**WRITTEN INSTRUCTION:** Return the material below line for line, with no changes, and leave out the pictures.

**ROWS:**
· · · ·

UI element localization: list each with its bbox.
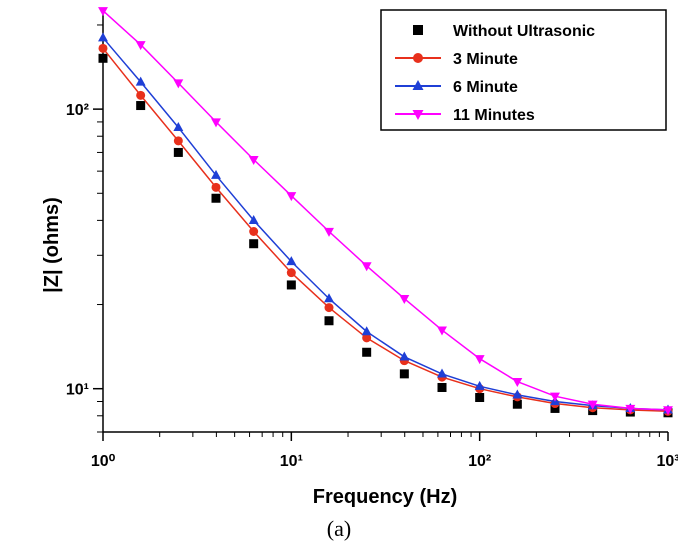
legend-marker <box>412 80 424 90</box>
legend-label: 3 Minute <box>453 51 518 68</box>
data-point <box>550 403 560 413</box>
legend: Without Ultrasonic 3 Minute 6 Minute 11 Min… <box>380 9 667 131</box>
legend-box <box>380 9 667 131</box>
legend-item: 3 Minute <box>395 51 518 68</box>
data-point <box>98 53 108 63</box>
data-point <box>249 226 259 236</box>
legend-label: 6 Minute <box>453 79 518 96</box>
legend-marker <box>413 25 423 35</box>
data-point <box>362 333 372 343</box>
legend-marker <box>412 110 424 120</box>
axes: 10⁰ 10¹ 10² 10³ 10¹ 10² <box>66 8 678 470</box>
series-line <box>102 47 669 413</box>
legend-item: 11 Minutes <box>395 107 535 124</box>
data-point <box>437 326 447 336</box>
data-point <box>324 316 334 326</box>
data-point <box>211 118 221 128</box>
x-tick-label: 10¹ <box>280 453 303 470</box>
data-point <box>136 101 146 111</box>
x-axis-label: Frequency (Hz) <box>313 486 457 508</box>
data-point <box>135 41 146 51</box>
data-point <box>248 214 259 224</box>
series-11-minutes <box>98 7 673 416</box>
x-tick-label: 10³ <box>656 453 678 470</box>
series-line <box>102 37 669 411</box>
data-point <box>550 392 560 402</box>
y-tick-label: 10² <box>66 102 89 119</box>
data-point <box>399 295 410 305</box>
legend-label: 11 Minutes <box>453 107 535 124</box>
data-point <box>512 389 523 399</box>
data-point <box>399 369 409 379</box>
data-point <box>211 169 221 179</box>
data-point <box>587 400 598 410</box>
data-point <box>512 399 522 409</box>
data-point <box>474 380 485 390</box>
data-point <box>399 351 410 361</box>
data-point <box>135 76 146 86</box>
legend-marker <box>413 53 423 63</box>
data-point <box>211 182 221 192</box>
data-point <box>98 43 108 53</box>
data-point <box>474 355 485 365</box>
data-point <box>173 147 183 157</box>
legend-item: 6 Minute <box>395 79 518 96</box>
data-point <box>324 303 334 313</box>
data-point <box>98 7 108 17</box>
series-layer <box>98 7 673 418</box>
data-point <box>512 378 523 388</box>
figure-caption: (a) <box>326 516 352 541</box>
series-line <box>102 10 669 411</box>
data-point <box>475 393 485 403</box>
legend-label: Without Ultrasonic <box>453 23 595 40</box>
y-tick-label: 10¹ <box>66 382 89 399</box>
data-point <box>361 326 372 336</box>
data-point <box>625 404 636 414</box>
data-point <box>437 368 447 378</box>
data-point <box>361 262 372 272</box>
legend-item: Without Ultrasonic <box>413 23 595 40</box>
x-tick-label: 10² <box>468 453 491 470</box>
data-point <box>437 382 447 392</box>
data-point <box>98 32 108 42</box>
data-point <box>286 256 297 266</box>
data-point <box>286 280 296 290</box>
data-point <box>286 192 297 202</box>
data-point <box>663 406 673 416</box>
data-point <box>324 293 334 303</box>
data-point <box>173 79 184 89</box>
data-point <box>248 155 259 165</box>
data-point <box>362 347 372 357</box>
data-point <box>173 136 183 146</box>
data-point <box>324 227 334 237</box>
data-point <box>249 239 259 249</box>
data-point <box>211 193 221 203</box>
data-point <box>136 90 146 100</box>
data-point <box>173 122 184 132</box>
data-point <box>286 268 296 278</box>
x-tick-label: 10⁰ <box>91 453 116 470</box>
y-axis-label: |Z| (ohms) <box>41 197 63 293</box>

· · · ·

**RESPONSE TO THE EXERCISE:**
UI element localization: list each with its bbox.
legend-marker <box>412 80 424 90</box>
legend-label: 3 Minute <box>453 51 518 68</box>
data-point <box>550 403 560 413</box>
legend: Without Ultrasonic 3 Minute 6 Minute 11 Min… <box>380 9 667 131</box>
legend-box <box>380 9 667 131</box>
legend-item: 3 Minute <box>395 51 518 68</box>
data-point <box>98 53 108 63</box>
data-point <box>249 226 259 236</box>
legend-label: 6 Minute <box>453 79 518 96</box>
legend-marker <box>413 25 423 35</box>
data-point <box>362 333 372 343</box>
legend-marker <box>412 110 424 120</box>
axes: 10⁰ 10¹ 10² 10³ 10¹ 10² <box>66 8 678 470</box>
series-line <box>102 47 669 413</box>
legend-item: 11 Minutes <box>395 107 535 124</box>
data-point <box>437 326 447 336</box>
data-point <box>324 316 334 326</box>
data-point <box>211 118 221 128</box>
x-tick-label: 10¹ <box>280 453 303 470</box>
data-point <box>136 101 146 111</box>
x-axis-label: Frequency (Hz) <box>313 486 457 508</box>
data-point <box>135 41 146 51</box>
data-point <box>248 214 259 224</box>
series-11-minutes <box>98 7 673 416</box>
x-tick-label: 10³ <box>656 453 678 470</box>
series-line <box>102 37 669 411</box>
data-point <box>550 392 560 402</box>
y-tick-label: 10² <box>66 102 89 119</box>
data-point <box>399 295 410 305</box>
legend-label: 11 Minutes <box>453 107 535 124</box>
data-point <box>512 389 523 399</box>
data-point <box>399 369 409 379</box>
data-point <box>211 169 221 179</box>
data-point <box>587 400 598 410</box>
data-point <box>512 399 522 409</box>
data-point <box>474 380 485 390</box>
data-point <box>399 351 410 361</box>
data-point <box>135 76 146 86</box>
legend-marker <box>413 53 423 63</box>
data-point <box>211 182 221 192</box>
data-point <box>98 43 108 53</box>
data-point <box>474 355 485 365</box>
data-point <box>173 147 183 157</box>
legend-item: 6 Minute <box>395 79 518 96</box>
data-point <box>324 303 334 313</box>
data-point <box>98 7 108 17</box>
series-layer <box>98 7 673 418</box>
data-point <box>512 378 523 388</box>
figure-caption: (a) <box>326 516 352 541</box>
series-line <box>102 10 669 411</box>
data-point <box>475 393 485 403</box>
legend-label: Without Ultrasonic <box>453 23 595 40</box>
y-tick-label: 10¹ <box>66 382 89 399</box>
data-point <box>361 326 372 336</box>
data-point <box>625 404 636 414</box>
data-point <box>437 368 447 378</box>
data-point <box>361 262 372 272</box>
legend-item: Without Ultrasonic <box>413 23 595 40</box>
x-tick-label: 10² <box>468 453 491 470</box>
data-point <box>437 382 447 392</box>
data-point <box>98 32 108 42</box>
data-point <box>286 256 297 266</box>
data-point <box>286 280 296 290</box>
data-point <box>286 192 297 202</box>
data-point <box>663 406 673 416</box>
data-point <box>324 293 334 303</box>
data-point <box>173 79 184 89</box>
data-point <box>248 155 259 165</box>
data-point <box>362 347 372 357</box>
data-point <box>173 136 183 146</box>
data-point <box>324 227 334 237</box>
data-point <box>249 239 259 249</box>
data-point <box>211 193 221 203</box>
data-point <box>136 90 146 100</box>
data-point <box>173 122 184 132</box>
data-point <box>286 268 296 278</box>
x-tick-label: 10⁰ <box>91 453 116 470</box>
y-axis-label: |Z| (ohms) <box>41 197 63 293</box>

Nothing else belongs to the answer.